- _What you should do_
In the following material, identify every line holding the string "true" and return it.

-- Begin Material for this exercise --

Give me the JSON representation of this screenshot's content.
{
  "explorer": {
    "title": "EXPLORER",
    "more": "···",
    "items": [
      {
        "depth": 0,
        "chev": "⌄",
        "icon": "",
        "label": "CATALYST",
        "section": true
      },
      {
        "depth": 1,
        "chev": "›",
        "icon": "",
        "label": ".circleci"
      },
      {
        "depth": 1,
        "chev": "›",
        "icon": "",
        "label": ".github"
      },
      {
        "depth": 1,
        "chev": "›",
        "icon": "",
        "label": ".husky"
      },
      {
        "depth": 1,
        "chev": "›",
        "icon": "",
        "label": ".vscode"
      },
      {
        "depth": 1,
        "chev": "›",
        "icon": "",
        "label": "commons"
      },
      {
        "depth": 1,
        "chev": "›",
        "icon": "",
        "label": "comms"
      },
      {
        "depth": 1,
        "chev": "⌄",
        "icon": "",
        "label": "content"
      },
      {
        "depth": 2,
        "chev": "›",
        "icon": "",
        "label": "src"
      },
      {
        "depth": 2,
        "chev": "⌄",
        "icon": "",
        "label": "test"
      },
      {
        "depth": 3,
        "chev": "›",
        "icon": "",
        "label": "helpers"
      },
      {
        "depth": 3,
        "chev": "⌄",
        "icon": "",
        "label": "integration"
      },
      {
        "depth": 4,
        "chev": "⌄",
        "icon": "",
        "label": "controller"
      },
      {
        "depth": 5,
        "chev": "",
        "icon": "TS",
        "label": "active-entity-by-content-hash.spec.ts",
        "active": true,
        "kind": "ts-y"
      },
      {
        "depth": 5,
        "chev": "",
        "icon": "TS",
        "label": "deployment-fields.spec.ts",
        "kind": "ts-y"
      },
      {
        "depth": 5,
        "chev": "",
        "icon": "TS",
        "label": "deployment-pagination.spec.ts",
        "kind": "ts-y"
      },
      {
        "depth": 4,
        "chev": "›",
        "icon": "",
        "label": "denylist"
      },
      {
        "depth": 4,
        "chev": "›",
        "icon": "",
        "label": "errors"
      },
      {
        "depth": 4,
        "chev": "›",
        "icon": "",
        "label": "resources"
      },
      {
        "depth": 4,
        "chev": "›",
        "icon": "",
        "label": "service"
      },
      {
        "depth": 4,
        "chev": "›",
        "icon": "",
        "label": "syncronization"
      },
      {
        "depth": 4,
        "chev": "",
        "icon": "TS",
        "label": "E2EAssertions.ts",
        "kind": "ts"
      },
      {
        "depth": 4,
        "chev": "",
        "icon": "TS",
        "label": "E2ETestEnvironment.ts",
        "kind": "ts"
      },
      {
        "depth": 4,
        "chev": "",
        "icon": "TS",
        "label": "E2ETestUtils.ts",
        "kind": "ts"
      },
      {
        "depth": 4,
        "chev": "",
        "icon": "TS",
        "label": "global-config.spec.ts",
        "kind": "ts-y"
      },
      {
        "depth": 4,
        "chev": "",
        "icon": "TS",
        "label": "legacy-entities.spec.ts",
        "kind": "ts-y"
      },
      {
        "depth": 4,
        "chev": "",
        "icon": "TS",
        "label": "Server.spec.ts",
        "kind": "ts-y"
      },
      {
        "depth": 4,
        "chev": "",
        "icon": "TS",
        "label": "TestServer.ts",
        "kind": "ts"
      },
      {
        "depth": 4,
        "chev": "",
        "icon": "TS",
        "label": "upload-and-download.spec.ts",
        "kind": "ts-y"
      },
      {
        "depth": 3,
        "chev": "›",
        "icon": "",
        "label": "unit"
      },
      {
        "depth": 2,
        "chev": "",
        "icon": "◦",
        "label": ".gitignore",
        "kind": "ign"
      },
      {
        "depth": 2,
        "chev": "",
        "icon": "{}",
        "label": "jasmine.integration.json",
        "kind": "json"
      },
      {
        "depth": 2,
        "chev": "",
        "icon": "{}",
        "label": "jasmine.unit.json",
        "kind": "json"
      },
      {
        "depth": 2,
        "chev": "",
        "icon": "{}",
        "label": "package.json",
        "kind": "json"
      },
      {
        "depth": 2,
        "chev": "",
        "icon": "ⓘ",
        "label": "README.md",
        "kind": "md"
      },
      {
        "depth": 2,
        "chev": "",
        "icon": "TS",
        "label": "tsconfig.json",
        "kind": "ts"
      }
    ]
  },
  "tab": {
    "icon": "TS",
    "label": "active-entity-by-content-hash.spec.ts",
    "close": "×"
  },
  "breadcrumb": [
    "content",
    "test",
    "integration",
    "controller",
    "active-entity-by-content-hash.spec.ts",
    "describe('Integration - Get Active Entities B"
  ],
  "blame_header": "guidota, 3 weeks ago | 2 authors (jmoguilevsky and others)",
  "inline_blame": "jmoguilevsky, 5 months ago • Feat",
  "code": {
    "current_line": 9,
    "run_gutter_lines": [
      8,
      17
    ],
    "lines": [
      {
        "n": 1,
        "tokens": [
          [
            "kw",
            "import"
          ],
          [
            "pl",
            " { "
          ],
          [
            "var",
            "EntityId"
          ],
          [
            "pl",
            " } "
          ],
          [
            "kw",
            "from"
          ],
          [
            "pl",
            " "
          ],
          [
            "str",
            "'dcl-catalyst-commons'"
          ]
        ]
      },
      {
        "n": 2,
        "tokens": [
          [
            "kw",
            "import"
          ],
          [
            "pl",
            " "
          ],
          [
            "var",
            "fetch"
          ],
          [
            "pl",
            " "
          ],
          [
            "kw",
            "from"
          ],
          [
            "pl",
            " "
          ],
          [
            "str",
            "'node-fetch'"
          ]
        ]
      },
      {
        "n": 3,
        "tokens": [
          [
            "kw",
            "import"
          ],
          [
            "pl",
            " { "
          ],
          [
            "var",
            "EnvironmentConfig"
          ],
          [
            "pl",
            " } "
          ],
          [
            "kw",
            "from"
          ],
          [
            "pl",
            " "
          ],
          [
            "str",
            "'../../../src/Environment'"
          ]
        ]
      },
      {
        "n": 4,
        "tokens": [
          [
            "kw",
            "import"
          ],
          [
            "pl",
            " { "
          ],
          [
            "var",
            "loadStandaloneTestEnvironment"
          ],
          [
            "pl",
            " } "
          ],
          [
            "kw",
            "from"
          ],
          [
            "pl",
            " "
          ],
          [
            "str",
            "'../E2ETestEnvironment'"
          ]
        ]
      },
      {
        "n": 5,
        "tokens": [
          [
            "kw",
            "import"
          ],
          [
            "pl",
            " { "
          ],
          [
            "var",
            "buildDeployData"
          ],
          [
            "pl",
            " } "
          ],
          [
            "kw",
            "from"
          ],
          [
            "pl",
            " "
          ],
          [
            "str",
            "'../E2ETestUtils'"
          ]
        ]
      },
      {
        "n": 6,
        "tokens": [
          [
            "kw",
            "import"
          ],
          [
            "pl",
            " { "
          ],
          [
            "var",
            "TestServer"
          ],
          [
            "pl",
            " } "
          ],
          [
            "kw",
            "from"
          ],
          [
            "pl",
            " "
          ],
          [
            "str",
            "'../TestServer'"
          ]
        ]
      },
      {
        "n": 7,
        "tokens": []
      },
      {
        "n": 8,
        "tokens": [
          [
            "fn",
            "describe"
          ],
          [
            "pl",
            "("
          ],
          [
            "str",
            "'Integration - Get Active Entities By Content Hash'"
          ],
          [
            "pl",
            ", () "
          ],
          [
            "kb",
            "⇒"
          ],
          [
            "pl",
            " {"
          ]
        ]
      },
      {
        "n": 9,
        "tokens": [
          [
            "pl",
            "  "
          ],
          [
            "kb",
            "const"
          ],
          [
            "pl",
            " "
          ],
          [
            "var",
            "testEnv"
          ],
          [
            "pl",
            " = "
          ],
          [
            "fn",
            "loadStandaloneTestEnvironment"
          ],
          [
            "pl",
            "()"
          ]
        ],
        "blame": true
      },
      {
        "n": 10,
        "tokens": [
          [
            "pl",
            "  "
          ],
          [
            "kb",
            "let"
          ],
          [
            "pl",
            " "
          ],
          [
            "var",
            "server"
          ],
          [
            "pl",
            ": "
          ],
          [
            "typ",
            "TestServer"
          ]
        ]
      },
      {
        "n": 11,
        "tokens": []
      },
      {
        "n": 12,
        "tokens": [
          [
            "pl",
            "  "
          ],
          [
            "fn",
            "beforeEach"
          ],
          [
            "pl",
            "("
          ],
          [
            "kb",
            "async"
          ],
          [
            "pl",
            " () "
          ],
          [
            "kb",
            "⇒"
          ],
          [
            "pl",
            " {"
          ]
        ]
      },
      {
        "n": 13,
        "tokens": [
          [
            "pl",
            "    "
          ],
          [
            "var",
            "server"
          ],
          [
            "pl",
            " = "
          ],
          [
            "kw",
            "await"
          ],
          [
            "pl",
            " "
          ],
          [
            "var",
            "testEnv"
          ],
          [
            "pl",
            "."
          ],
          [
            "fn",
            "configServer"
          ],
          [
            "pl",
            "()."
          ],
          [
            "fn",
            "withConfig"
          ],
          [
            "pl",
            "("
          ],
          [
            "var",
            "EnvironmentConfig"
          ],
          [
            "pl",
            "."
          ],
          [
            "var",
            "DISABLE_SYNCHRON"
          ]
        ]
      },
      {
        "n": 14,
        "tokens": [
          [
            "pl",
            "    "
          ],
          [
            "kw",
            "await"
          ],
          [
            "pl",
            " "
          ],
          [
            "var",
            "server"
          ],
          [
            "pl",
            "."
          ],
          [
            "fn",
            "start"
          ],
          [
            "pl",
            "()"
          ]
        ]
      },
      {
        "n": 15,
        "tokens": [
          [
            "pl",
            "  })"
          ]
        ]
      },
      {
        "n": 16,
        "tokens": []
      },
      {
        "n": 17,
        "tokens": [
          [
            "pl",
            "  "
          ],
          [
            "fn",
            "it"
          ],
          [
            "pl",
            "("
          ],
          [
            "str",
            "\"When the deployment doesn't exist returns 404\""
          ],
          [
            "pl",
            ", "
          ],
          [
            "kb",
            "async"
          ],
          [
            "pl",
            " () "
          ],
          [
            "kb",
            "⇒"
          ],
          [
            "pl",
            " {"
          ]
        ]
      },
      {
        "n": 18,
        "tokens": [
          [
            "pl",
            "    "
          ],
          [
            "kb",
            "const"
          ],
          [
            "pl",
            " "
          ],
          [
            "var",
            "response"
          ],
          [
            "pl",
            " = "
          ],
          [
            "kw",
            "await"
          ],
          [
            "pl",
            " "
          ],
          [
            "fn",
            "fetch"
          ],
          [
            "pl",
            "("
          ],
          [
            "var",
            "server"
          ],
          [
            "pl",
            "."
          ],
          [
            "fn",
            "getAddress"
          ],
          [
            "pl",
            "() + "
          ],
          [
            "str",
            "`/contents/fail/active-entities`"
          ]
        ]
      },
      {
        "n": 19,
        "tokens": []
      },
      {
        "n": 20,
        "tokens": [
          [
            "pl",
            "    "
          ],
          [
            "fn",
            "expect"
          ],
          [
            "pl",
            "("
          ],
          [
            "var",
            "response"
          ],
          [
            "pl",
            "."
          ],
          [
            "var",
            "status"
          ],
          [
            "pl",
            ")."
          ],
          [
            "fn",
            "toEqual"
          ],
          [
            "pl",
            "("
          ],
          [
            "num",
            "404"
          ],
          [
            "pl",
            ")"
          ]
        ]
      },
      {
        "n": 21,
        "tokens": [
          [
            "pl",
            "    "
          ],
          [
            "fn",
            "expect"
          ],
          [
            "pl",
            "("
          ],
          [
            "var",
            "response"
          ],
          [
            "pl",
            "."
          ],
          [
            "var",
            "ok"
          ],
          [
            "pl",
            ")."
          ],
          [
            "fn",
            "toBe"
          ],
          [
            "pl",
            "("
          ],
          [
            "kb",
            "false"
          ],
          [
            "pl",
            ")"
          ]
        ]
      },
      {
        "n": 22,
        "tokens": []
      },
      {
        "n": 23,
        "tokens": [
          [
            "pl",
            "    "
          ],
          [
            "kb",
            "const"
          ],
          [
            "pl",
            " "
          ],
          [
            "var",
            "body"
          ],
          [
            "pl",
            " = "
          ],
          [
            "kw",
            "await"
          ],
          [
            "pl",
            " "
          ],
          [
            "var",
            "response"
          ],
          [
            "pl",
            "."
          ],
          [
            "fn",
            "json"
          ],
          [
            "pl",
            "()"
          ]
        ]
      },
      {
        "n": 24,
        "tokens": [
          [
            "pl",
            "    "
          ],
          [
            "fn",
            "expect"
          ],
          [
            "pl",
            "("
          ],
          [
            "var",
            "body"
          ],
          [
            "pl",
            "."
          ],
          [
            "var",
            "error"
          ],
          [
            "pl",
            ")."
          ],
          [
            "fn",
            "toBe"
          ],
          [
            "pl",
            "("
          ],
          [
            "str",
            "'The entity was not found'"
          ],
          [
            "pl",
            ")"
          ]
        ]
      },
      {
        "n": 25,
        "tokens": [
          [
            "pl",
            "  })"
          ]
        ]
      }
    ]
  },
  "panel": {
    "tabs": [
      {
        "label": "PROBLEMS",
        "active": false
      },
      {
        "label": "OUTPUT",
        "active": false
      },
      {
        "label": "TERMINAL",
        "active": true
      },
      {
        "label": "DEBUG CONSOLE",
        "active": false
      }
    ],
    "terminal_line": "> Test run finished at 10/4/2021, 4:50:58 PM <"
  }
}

-- End Material for this exercise --

- _Task response_
        "section": true
        "active": true,
        "blame": true
        "active": true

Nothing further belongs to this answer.